- TASK REQUIREMENTS -
Look through the material below and give the number of lines holding "pagkain", with no other words.
>>>
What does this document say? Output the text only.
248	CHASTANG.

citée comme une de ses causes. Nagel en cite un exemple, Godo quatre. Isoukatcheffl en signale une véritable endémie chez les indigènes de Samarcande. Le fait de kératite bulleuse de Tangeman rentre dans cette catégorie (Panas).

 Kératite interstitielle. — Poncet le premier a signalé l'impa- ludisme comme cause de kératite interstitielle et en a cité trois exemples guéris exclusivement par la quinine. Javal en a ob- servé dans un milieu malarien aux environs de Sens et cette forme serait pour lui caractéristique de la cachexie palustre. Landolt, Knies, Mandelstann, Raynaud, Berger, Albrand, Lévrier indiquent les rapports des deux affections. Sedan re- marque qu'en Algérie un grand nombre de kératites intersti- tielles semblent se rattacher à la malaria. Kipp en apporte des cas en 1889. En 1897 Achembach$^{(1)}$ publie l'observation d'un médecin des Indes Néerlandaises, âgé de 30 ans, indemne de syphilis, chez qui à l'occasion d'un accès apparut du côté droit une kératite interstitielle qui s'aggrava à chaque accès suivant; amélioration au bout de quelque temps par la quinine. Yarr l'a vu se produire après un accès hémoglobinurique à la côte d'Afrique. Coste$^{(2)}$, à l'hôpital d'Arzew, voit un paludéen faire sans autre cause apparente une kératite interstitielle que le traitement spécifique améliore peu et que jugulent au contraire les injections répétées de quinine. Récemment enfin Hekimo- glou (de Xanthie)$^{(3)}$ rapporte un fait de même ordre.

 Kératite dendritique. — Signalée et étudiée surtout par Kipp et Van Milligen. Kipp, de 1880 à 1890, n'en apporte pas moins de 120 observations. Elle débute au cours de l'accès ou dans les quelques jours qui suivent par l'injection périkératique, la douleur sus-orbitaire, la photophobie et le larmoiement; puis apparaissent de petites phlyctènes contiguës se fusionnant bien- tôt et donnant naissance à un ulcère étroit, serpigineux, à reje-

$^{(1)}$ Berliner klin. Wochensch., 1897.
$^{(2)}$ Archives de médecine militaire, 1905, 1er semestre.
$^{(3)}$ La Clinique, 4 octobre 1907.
<<<
>>>
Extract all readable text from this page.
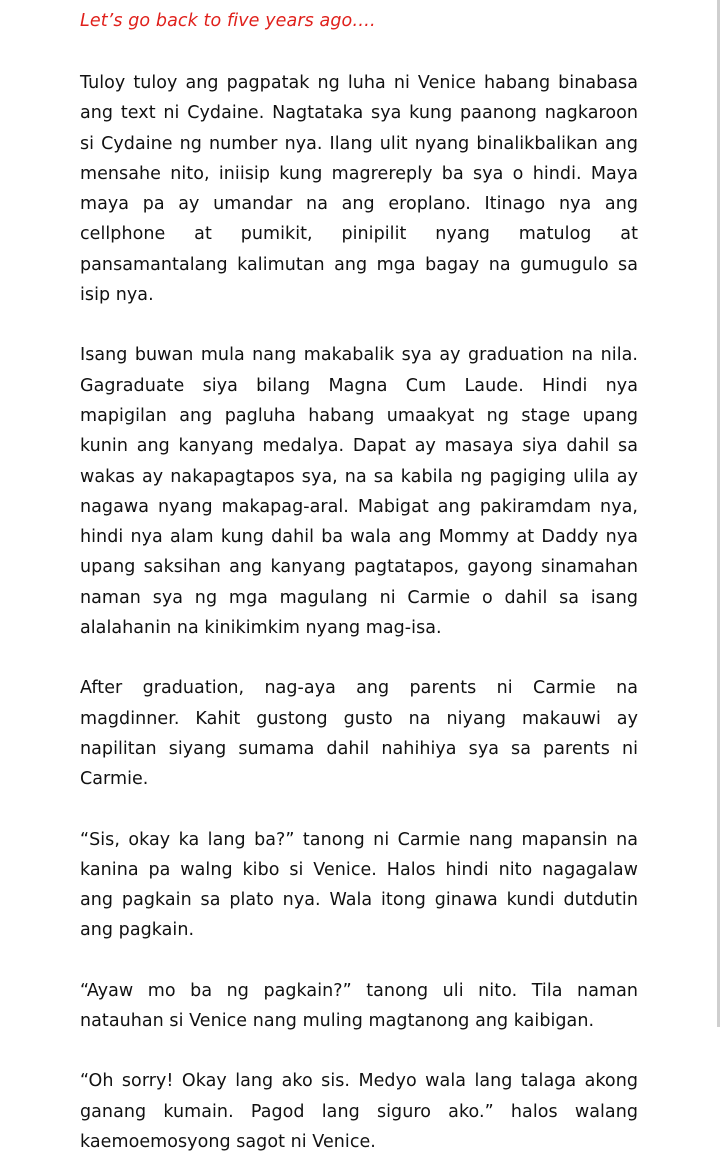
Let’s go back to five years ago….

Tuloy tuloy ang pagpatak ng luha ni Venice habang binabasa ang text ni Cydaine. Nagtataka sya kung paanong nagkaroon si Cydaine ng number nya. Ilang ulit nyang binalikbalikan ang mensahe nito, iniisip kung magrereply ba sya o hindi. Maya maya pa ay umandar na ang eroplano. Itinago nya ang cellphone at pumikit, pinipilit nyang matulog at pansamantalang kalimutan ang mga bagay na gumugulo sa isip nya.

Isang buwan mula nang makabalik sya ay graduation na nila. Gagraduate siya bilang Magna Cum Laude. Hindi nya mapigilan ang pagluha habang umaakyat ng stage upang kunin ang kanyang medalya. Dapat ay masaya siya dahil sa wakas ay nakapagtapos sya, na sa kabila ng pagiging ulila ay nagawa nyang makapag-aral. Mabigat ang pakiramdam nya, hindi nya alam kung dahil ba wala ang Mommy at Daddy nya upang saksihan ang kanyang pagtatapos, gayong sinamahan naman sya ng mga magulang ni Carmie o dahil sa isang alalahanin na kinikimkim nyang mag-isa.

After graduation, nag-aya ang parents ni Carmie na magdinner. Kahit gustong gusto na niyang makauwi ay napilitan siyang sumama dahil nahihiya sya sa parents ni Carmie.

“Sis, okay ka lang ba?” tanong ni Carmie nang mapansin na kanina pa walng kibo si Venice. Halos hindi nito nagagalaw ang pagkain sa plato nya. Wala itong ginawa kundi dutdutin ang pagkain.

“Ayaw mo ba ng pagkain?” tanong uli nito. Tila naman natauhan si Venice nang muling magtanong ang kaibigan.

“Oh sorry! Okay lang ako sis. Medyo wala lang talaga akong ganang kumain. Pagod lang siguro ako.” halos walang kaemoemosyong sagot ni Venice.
<<<
- RIGHT ANSWER -
2